-- start of EXTRACTED RECORDS --
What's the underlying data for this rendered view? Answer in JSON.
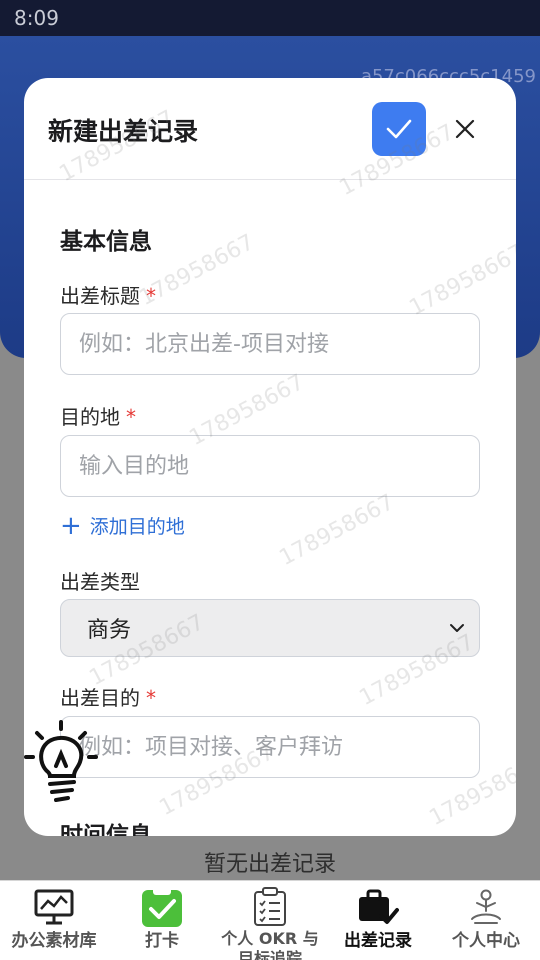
{
  "background": {
    "status_time": "8:09",
    "hash_text": "a57c066ccc5c1459",
    "empty_text": "暂无出差记录"
  },
  "modal": {
    "title": "新建出差记录",
    "confirm_icon": "check-icon",
    "close_icon": "close-icon",
    "sections": {
      "basic_title": "基本信息",
      "time_title": "时间信息"
    },
    "fields": {
      "title": {
        "label": "出差标题",
        "required_mark": "*",
        "placeholder": "例如：北京出差-项目对接",
        "value": ""
      },
      "destination": {
        "label": "目的地",
        "required_mark": "*",
        "placeholder": "输入目的地",
        "value": ""
      },
      "add_destination": "添加目的地",
      "type": {
        "label": "出差类型",
        "selected": "商务"
      },
      "purpose": {
        "label": "出差目的",
        "required_mark": "*",
        "placeholder": "例如：项目对接、客户拜访",
        "value": ""
      }
    }
  },
  "watermark_text": "178958667",
  "bottom_nav": [
    {
      "label": "办公素材库",
      "icon": "chart-monitor-icon"
    },
    {
      "label": "打卡",
      "icon": "clipboard-check-icon"
    },
    {
      "label": "个人 OKR 与目标追踪",
      "icon": "checklist-icon"
    },
    {
      "label": "出差记录",
      "icon": "briefcase-icon"
    },
    {
      "label": "个人中心",
      "icon": "meditation-icon"
    }
  ],
  "colors": {
    "accent": "#3e7cf0",
    "banner": "#1d3b86",
    "required": "#e53935",
    "link": "#2f6fd6",
    "active_icon_bg": "#4cbf3a"
  }
}
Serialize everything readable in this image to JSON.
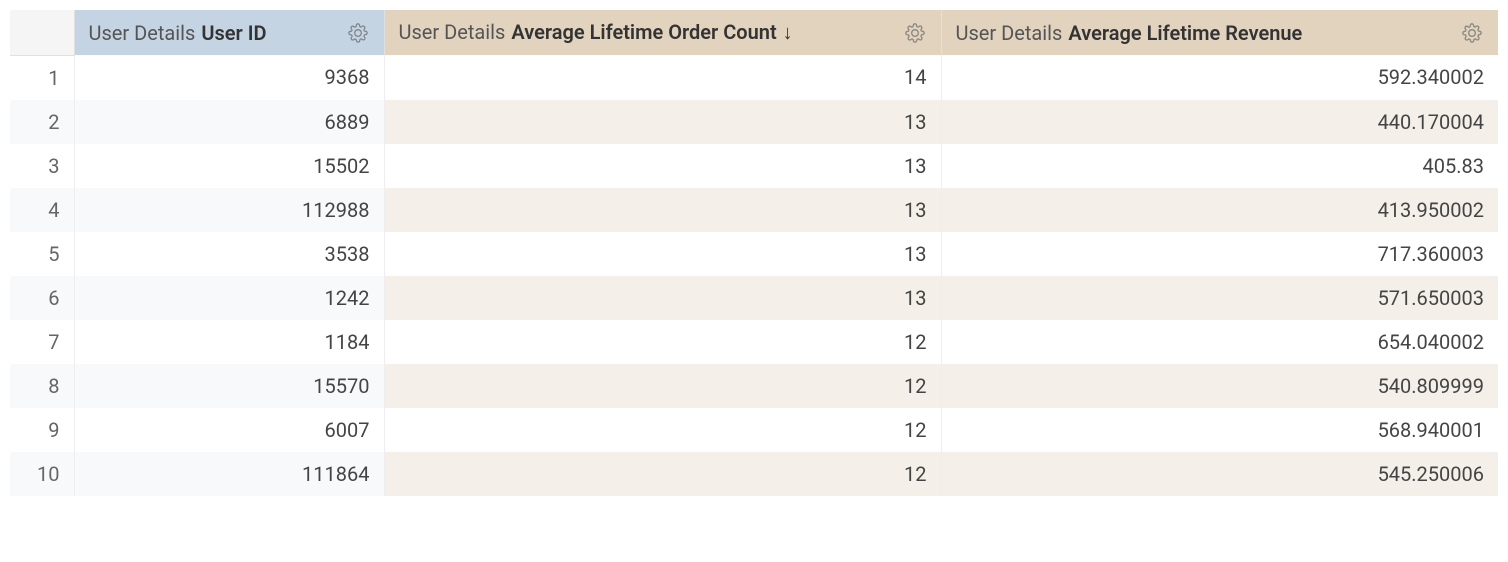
{
  "columns": {
    "col0": {
      "prefix": "User Details",
      "field": "User ID",
      "sorted": false
    },
    "col1": {
      "prefix": "User Details",
      "field": "Average Lifetime Order Count",
      "sorted": true,
      "sort_arrow": "↓"
    },
    "col2": {
      "prefix": "User Details",
      "field": "Average Lifetime Revenue",
      "sorted": false
    }
  },
  "rows": [
    {
      "n": "1",
      "c0": "9368",
      "c1": "14",
      "c2": "592.340002"
    },
    {
      "n": "2",
      "c0": "6889",
      "c1": "13",
      "c2": "440.170004"
    },
    {
      "n": "3",
      "c0": "15502",
      "c1": "13",
      "c2": "405.83"
    },
    {
      "n": "4",
      "c0": "112988",
      "c1": "13",
      "c2": "413.950002"
    },
    {
      "n": "5",
      "c0": "3538",
      "c1": "13",
      "c2": "717.360003"
    },
    {
      "n": "6",
      "c0": "1242",
      "c1": "13",
      "c2": "571.650003"
    },
    {
      "n": "7",
      "c0": "1184",
      "c1": "12",
      "c2": "654.040002"
    },
    {
      "n": "8",
      "c0": "15570",
      "c1": "12",
      "c2": "540.809999"
    },
    {
      "n": "9",
      "c0": "6007",
      "c1": "12",
      "c2": "568.940001"
    },
    {
      "n": "10",
      "c0": "111864",
      "c1": "12",
      "c2": "545.250006"
    }
  ],
  "chart_data": {
    "type": "table",
    "columns": [
      "User Details User ID",
      "User Details Average Lifetime Order Count",
      "User Details Average Lifetime Revenue"
    ],
    "rows": [
      [
        9368,
        14,
        592.340002
      ],
      [
        6889,
        13,
        440.170004
      ],
      [
        15502,
        13,
        405.83
      ],
      [
        112988,
        13,
        413.950002
      ],
      [
        3538,
        13,
        717.360003
      ],
      [
        1242,
        13,
        571.650003
      ],
      [
        1184,
        12,
        654.040002
      ],
      [
        15570,
        12,
        540.809999
      ],
      [
        6007,
        12,
        568.940001
      ],
      [
        111864,
        12,
        545.250006
      ]
    ],
    "sort": {
      "column": 1,
      "direction": "desc"
    }
  }
}
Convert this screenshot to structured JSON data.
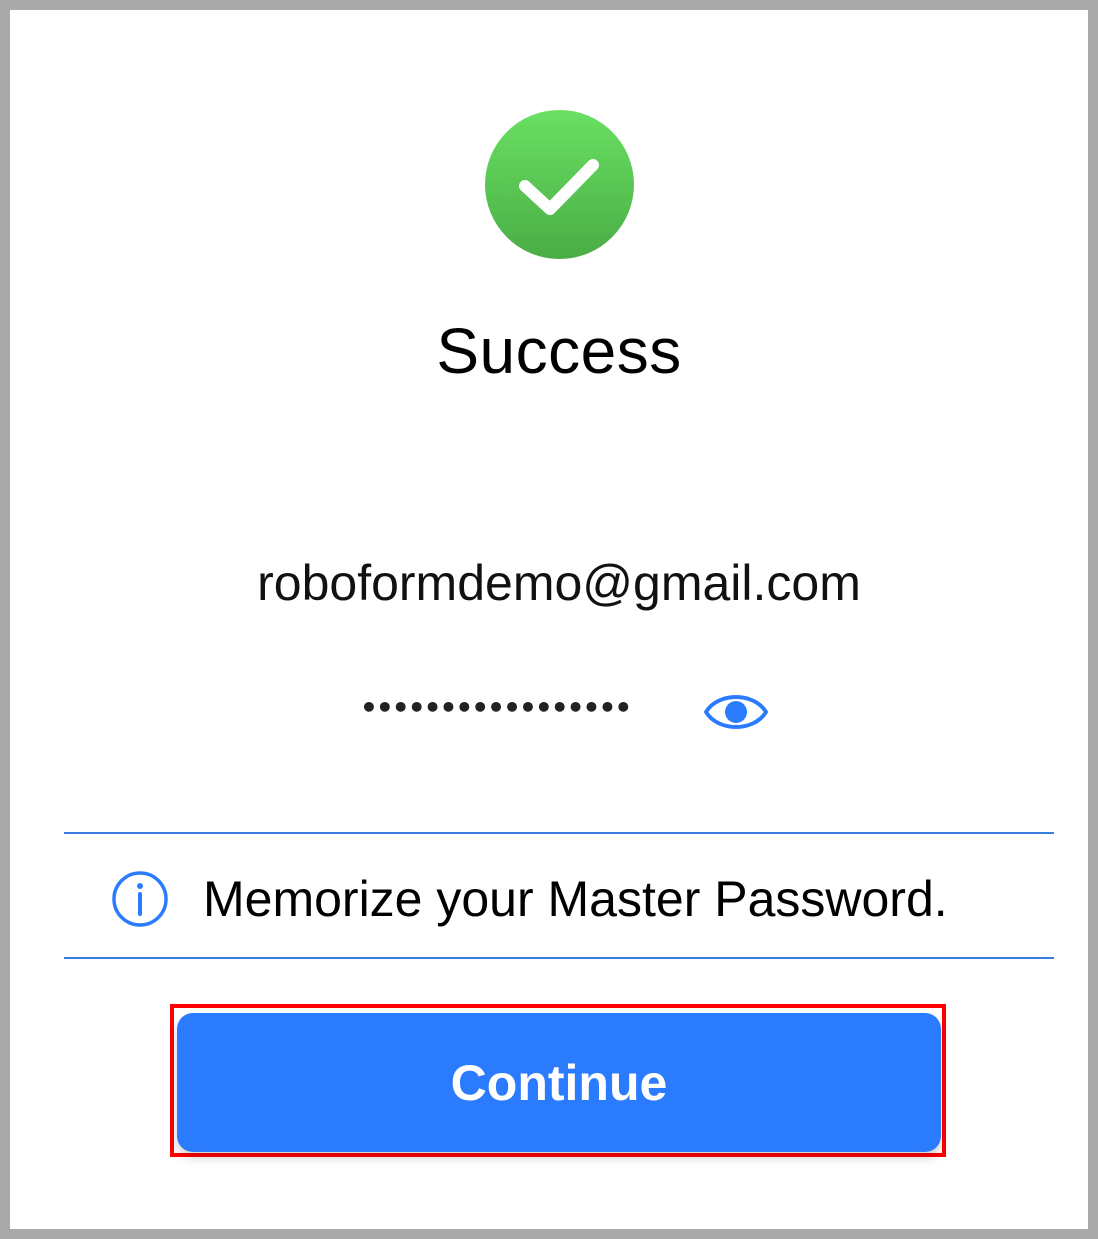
{
  "success": {
    "icon": "checkmark-circle-icon",
    "color": "#5cc653",
    "title": "Success"
  },
  "account": {
    "email": "roboformdemo@gmail.com",
    "masked_password": "•••••••••••••••••",
    "reveal_icon": "eye-icon"
  },
  "notice": {
    "icon": "info-icon",
    "text": "Memorize your Master Password."
  },
  "actions": {
    "continue_label": "Continue",
    "accent_color": "#2b7bff"
  }
}
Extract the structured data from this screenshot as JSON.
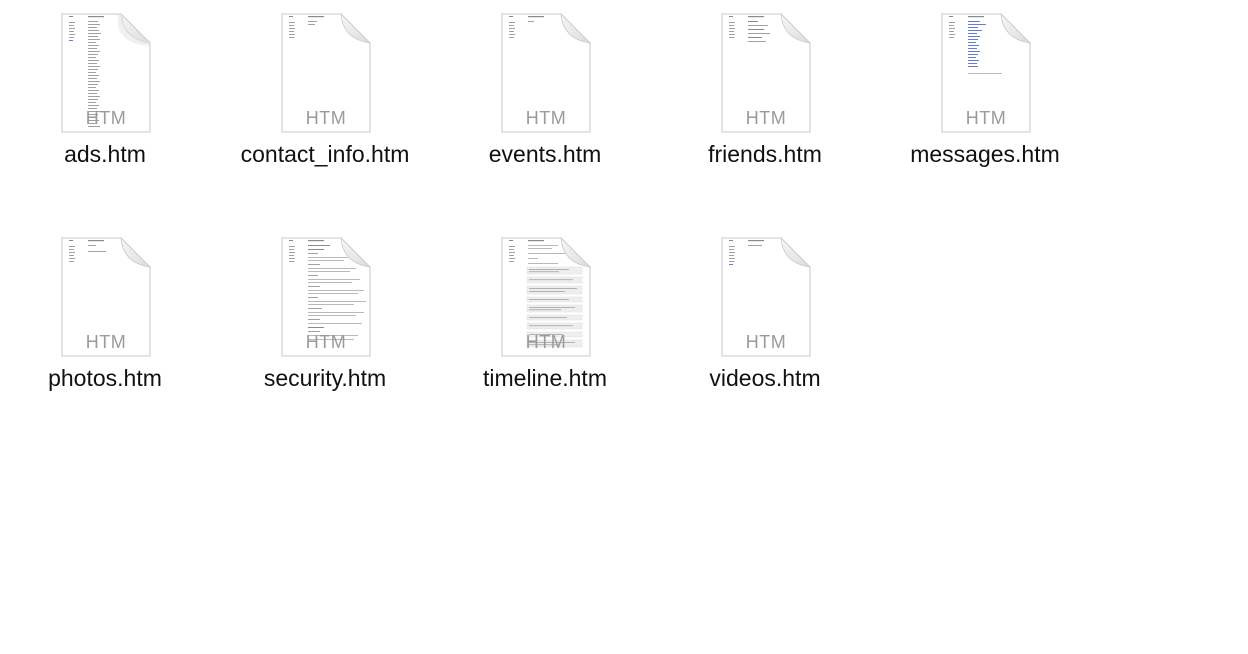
{
  "files": [
    {
      "name": "ads.htm",
      "ext": "HTM",
      "preview": "sidebar-list"
    },
    {
      "name": "contact_info.htm",
      "ext": "HTM",
      "preview": "short"
    },
    {
      "name": "events.htm",
      "ext": "HTM",
      "preview": "short"
    },
    {
      "name": "friends.htm",
      "ext": "HTM",
      "preview": "sections"
    },
    {
      "name": "messages.htm",
      "ext": "HTM",
      "preview": "list"
    },
    {
      "name": "photos.htm",
      "ext": "HTM",
      "preview": "short"
    },
    {
      "name": "security.htm",
      "ext": "HTM",
      "preview": "dense"
    },
    {
      "name": "timeline.htm",
      "ext": "HTM",
      "preview": "dense-boxes"
    },
    {
      "name": "videos.htm",
      "ext": "HTM",
      "preview": "short"
    }
  ],
  "colors": {
    "page_bg": "#ffffff",
    "doc_fill": "#ffffff",
    "doc_border": "#c9c9c9",
    "ext_text": "#9a9a9a",
    "name_text": "#111111",
    "preview_link": "#3b5bdb",
    "preview_text": "#7a7a7a"
  }
}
-- end of EXTRACTED RECORDS --
WHAT TO PRODUCE: Reproduce all entries without any change, and omit the pictures.

RESULT OF THIS TASK:
What's the underlying data for this rendered view? Answer in JSON.
{
  "background": {
    "status_time": "8:09",
    "hash_text": "a57c066ccc5c1459",
    "empty_text": "暂无出差记录"
  },
  "modal": {
    "title": "新建出差记录",
    "confirm_icon": "check-icon",
    "close_icon": "close-icon",
    "sections": {
      "basic_title": "基本信息",
      "time_title": "时间信息"
    },
    "fields": {
      "title": {
        "label": "出差标题",
        "required_mark": "*",
        "placeholder": "例如：北京出差-项目对接",
        "value": ""
      },
      "destination": {
        "label": "目的地",
        "required_mark": "*",
        "placeholder": "输入目的地",
        "value": ""
      },
      "add_destination": "添加目的地",
      "type": {
        "label": "出差类型",
        "selected": "商务"
      },
      "purpose": {
        "label": "出差目的",
        "required_mark": "*",
        "placeholder": "例如：项目对接、客户拜访",
        "value": ""
      }
    }
  },
  "watermark_text": "178958667",
  "bottom_nav": [
    {
      "label": "办公素材库",
      "icon": "chart-monitor-icon"
    },
    {
      "label": "打卡",
      "icon": "clipboard-check-icon"
    },
    {
      "label": "个人 OKR 与目标追踪",
      "icon": "checklist-icon"
    },
    {
      "label": "出差记录",
      "icon": "briefcase-icon"
    },
    {
      "label": "个人中心",
      "icon": "meditation-icon"
    }
  ],
  "colors": {
    "accent": "#3e7cf0",
    "banner": "#1d3b86",
    "required": "#e53935",
    "link": "#2f6fd6",
    "active_icon_bg": "#4cbf3a"
  }
}
Serialize everything readable in this image to JSON.
{
  "columns": {
    "col0": {
      "prefix": "User Details",
      "field": "User ID",
      "sorted": false
    },
    "col1": {
      "prefix": "User Details",
      "field": "Average Lifetime Order Count",
      "sorted": true,
      "sort_arrow": "↓"
    },
    "col2": {
      "prefix": "User Details",
      "field": "Average Lifetime Revenue",
      "sorted": false
    }
  },
  "rows": [
    {
      "n": "1",
      "c0": "9368",
      "c1": "14",
      "c2": "592.340002"
    },
    {
      "n": "2",
      "c0": "6889",
      "c1": "13",
      "c2": "440.170004"
    },
    {
      "n": "3",
      "c0": "15502",
      "c1": "13",
      "c2": "405.83"
    },
    {
      "n": "4",
      "c0": "112988",
      "c1": "13",
      "c2": "413.950002"
    },
    {
      "n": "5",
      "c0": "3538",
      "c1": "13",
      "c2": "717.360003"
    },
    {
      "n": "6",
      "c0": "1242",
      "c1": "13",
      "c2": "571.650003"
    },
    {
      "n": "7",
      "c0": "1184",
      "c1": "12",
      "c2": "654.040002"
    },
    {
      "n": "8",
      "c0": "15570",
      "c1": "12",
      "c2": "540.809999"
    },
    {
      "n": "9",
      "c0": "6007",
      "c1": "12",
      "c2": "568.940001"
    },
    {
      "n": "10",
      "c0": "111864",
      "c1": "12",
      "c2": "545.250006"
    }
  ],
  "chart_data": {
    "type": "table",
    "columns": [
      "User Details User ID",
      "User Details Average Lifetime Order Count",
      "User Details Average Lifetime Revenue"
    ],
    "rows": [
      [
        9368,
        14,
        592.340002
      ],
      [
        6889,
        13,
        440.170004
      ],
      [
        15502,
        13,
        405.83
      ],
      [
        112988,
        13,
        413.950002
      ],
      [
        3538,
        13,
        717.360003
      ],
      [
        1242,
        13,
        571.650003
      ],
      [
        1184,
        12,
        654.040002
      ],
      [
        15570,
        12,
        540.809999
      ],
      [
        6007,
        12,
        568.940001
      ],
      [
        111864,
        12,
        545.250006
      ]
    ],
    "sort": {
      "column": 1,
      "direction": "desc"
    }
  }
}
Convert this screenshot to structured JSON data.
{
  "success": {
    "icon": "checkmark-circle-icon",
    "color": "#5cc653",
    "title": "Success"
  },
  "account": {
    "email": "roboformdemo@gmail.com",
    "masked_password": "•••••••••••••••••",
    "reveal_icon": "eye-icon"
  },
  "notice": {
    "icon": "info-icon",
    "text": "Memorize your Master Password."
  },
  "actions": {
    "continue_label": "Continue",
    "accent_color": "#2b7bff"
  }
}
Extract the structured data from this screenshot as JSON.
{
  "files": [
    {
      "name": "ads.htm",
      "ext": "HTM",
      "preview": "sidebar-list"
    },
    {
      "name": "contact_info.htm",
      "ext": "HTM",
      "preview": "short"
    },
    {
      "name": "events.htm",
      "ext": "HTM",
      "preview": "short"
    },
    {
      "name": "friends.htm",
      "ext": "HTM",
      "preview": "sections"
    },
    {
      "name": "messages.htm",
      "ext": "HTM",
      "preview": "list"
    },
    {
      "name": "photos.htm",
      "ext": "HTM",
      "preview": "short"
    },
    {
      "name": "security.htm",
      "ext": "HTM",
      "preview": "dense"
    },
    {
      "name": "timeline.htm",
      "ext": "HTM",
      "preview": "dense-boxes"
    },
    {
      "name": "videos.htm",
      "ext": "HTM",
      "preview": "short"
    }
  ],
  "colors": {
    "page_bg": "#ffffff",
    "doc_fill": "#ffffff",
    "doc_border": "#c9c9c9",
    "ext_text": "#9a9a9a",
    "name_text": "#111111",
    "preview_link": "#3b5bdb",
    "preview_text": "#7a7a7a"
  }
}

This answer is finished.